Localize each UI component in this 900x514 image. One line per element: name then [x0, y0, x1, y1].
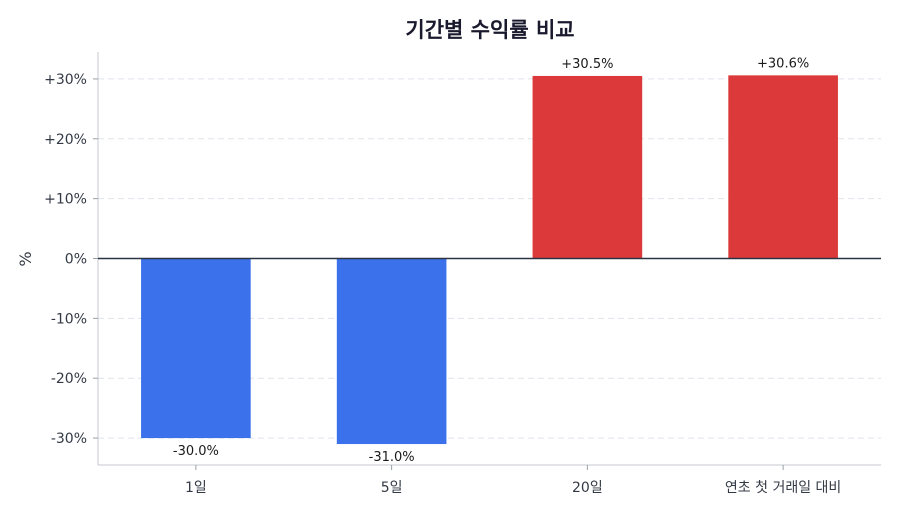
y-tick-label: +10%: [44, 192, 87, 208]
bar: [728, 75, 838, 259]
y-tick-label: 0%: [65, 252, 87, 268]
y-tick-label: -10%: [51, 311, 87, 327]
bar-value-label: -31.0%: [369, 450, 415, 465]
bar: [141, 258, 251, 439]
bar-value-label: +30.5%: [561, 57, 613, 72]
chart-title: 기간별 수익률 비교: [405, 18, 574, 42]
y-axis-label: %: [16, 251, 35, 266]
data-labels: -30.0% -31.0% +30.5% +30.6%: [173, 56, 809, 465]
x-tick-label: 5일: [381, 480, 403, 496]
bar-value-label: -30.0%: [173, 444, 219, 459]
y-axis-ticks: +30% +20% +10% 0% -10% -20% -30%: [44, 72, 98, 447]
y-tick-label: -30%: [51, 431, 87, 447]
y-tick-label: -20%: [51, 371, 87, 387]
x-axis-ticks: 1일 5일 20일 연초 첫 거래일 대비: [185, 465, 841, 496]
y-tick-label: +30%: [44, 72, 87, 88]
x-tick-label: 1일: [185, 480, 207, 496]
bar-value-label: +30.6%: [757, 56, 809, 71]
y-tick-label: +20%: [44, 132, 87, 148]
bar: [336, 258, 447, 445]
x-tick-label: 20일: [572, 480, 603, 496]
x-tick-label: 연초 첫 거래일 대비: [725, 480, 841, 496]
bar: [532, 75, 643, 259]
bars: [141, 75, 838, 445]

▶ _WHAT YOU NEED TO DO_
Reproduce the items above with every occurrence of "bar-value-label" replaced by "value-label", leaving all other text unchanged and omitting the pictures.

▶ _TASK ANSWER_
Localize each UI component in this 900x514 image. One line per element: name then [x0, y0, x1, y1].
y-tick-label: +10%: [44, 192, 87, 208]
bar: [728, 75, 838, 259]
y-tick-label: 0%: [65, 252, 87, 268]
y-tick-label: -10%: [51, 311, 87, 327]
value-label: -31.0%: [369, 450, 415, 465]
bar: [141, 258, 251, 439]
value-label: +30.5%: [561, 57, 613, 72]
chart-title: 기간별 수익률 비교: [405, 18, 574, 42]
y-axis-label: %: [16, 251, 35, 266]
data-labels: -30.0% -31.0% +30.5% +30.6%: [173, 56, 809, 465]
x-tick-label: 5일: [381, 480, 403, 496]
value-label: -30.0%: [173, 444, 219, 459]
y-axis-ticks: +30% +20% +10% 0% -10% -20% -30%: [44, 72, 98, 447]
y-tick-label: -30%: [51, 431, 87, 447]
y-tick-label: -20%: [51, 371, 87, 387]
x-axis-ticks: 1일 5일 20일 연초 첫 거래일 대비: [185, 465, 841, 496]
y-tick-label: +30%: [44, 72, 87, 88]
x-tick-label: 1일: [185, 480, 207, 496]
value-label: +30.6%: [757, 56, 809, 71]
y-tick-label: +20%: [44, 132, 87, 148]
bar: [336, 258, 447, 445]
x-tick-label: 20일: [572, 480, 603, 496]
x-tick-label: 연초 첫 거래일 대비: [725, 480, 841, 496]
bar: [532, 75, 643, 259]
bars: [141, 75, 838, 445]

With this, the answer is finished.